━━━ Data for the task ━━━
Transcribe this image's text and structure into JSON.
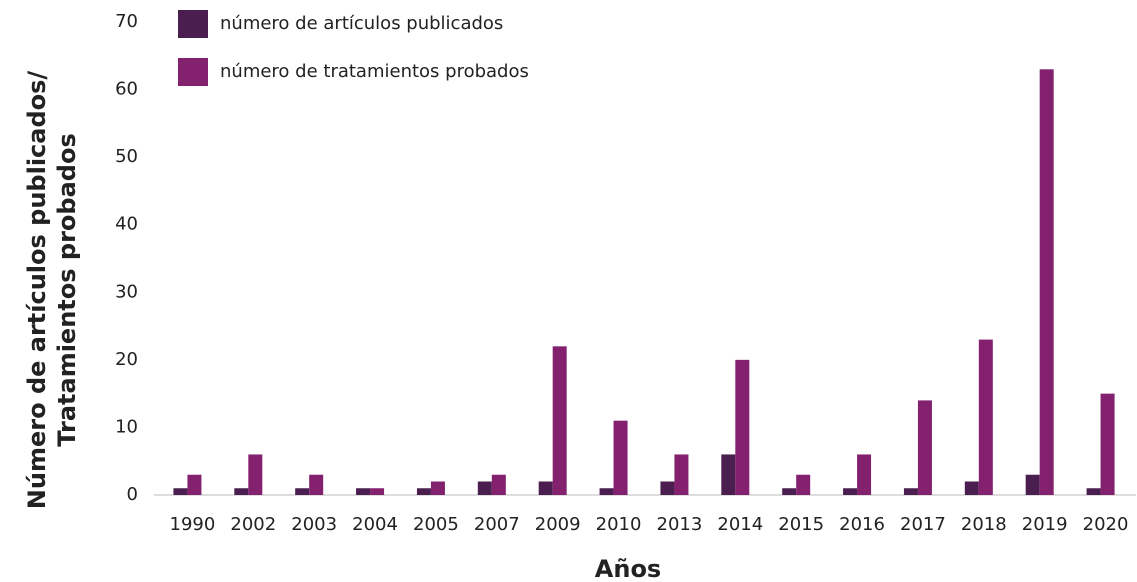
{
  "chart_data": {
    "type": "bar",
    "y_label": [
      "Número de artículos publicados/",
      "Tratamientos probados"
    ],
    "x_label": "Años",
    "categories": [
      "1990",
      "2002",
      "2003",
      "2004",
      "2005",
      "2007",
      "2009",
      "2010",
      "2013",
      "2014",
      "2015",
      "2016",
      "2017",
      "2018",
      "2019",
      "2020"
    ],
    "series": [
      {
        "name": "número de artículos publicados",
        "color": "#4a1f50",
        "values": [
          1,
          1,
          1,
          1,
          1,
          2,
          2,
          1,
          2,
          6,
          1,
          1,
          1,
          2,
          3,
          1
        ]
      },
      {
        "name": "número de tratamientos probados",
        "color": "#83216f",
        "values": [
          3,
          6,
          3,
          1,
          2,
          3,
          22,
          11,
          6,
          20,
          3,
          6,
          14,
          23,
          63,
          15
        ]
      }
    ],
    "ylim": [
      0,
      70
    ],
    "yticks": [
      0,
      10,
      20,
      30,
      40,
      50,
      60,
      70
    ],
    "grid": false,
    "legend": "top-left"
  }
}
━━━
━━━ Data for the task ━━━
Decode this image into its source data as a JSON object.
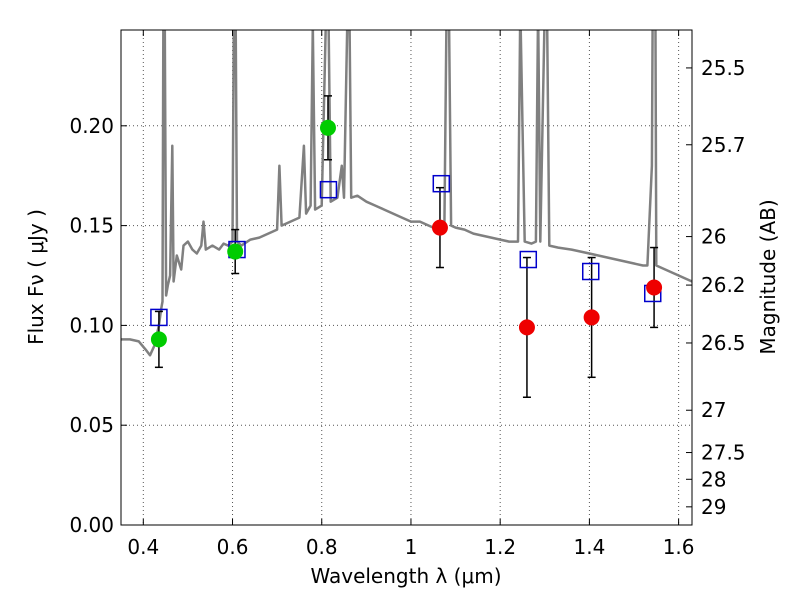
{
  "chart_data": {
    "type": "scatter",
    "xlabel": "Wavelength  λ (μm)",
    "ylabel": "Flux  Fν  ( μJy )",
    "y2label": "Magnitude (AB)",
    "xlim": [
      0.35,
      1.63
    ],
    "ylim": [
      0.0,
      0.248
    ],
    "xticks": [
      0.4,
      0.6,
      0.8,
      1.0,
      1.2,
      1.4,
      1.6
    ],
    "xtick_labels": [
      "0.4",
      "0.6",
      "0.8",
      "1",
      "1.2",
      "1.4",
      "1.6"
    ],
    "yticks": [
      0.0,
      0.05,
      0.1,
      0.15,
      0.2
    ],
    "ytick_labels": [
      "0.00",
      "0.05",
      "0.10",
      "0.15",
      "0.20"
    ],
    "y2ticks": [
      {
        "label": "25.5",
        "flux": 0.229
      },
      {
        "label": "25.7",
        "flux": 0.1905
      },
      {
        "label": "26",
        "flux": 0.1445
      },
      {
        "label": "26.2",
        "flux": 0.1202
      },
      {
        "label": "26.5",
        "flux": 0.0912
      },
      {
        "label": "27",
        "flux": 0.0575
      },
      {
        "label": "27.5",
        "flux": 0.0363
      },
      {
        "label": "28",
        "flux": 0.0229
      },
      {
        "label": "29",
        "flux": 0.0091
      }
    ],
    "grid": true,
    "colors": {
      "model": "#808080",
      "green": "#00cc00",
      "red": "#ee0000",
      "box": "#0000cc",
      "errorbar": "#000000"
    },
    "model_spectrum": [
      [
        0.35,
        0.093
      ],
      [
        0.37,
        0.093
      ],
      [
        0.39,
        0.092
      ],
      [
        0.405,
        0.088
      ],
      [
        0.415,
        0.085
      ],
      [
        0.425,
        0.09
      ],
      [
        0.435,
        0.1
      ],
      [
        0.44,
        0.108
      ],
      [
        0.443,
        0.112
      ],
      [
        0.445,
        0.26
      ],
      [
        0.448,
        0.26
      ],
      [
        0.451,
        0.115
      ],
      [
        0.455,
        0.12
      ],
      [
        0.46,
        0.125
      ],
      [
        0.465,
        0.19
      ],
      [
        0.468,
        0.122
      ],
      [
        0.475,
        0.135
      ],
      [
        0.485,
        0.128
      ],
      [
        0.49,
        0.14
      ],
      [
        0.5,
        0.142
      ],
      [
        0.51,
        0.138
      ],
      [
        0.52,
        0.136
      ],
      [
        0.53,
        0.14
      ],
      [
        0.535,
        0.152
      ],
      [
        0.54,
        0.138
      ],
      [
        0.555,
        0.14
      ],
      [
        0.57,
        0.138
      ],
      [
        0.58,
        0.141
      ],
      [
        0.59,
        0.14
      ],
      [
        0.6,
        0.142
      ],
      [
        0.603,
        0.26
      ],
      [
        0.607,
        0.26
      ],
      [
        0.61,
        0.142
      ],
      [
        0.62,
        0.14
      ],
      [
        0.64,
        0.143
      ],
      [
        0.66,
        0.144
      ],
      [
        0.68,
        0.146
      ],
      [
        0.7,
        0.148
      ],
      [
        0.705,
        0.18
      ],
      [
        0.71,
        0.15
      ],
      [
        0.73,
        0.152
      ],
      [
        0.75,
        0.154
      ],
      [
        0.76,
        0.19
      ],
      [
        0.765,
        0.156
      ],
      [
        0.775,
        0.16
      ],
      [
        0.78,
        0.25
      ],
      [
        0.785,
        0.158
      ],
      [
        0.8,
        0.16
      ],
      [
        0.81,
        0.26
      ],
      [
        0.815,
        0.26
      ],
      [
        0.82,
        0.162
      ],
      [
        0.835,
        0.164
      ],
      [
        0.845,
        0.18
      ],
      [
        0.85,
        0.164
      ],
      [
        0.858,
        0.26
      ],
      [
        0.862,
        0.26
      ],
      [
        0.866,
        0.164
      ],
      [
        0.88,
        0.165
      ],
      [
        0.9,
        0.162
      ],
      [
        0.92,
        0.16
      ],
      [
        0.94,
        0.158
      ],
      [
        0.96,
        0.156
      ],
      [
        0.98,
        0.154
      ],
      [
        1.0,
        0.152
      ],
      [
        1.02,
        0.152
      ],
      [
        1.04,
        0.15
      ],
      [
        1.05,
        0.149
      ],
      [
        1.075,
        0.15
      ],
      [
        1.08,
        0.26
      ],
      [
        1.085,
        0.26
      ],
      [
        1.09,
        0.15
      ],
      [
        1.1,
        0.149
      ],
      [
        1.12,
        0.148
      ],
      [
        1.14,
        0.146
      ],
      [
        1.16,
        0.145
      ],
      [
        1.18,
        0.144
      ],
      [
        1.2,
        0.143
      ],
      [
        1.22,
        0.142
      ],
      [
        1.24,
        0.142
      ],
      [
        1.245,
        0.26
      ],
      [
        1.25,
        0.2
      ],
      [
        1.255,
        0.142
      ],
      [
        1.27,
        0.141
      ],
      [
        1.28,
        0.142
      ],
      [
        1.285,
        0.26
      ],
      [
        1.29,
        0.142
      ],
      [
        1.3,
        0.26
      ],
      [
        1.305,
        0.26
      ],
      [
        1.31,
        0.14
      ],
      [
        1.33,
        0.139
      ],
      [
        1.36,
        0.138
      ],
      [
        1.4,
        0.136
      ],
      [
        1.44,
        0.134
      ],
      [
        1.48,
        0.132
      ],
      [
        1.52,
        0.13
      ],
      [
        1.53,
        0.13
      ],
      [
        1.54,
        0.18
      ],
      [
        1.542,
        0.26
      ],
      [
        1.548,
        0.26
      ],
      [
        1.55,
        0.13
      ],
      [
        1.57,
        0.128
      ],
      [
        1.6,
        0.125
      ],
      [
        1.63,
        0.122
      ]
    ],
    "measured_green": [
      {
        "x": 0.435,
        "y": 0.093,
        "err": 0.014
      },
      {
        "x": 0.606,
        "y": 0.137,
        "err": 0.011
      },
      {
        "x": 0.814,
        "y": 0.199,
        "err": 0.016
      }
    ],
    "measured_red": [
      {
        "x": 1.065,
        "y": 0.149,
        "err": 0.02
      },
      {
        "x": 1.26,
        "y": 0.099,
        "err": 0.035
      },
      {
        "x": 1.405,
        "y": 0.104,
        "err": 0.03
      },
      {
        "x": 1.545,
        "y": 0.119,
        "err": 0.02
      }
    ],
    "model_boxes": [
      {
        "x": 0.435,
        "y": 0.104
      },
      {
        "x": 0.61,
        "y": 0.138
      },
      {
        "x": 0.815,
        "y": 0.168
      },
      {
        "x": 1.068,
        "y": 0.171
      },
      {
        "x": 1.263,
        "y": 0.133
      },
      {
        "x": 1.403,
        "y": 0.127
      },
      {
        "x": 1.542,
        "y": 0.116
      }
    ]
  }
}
━━━
**Instruction**
Copy every line in the listing above where the string "JSON" turns up.

**Correct response**
Transcribe this image's text and structure into JSON.
Decode this image into its source data as a JSON object.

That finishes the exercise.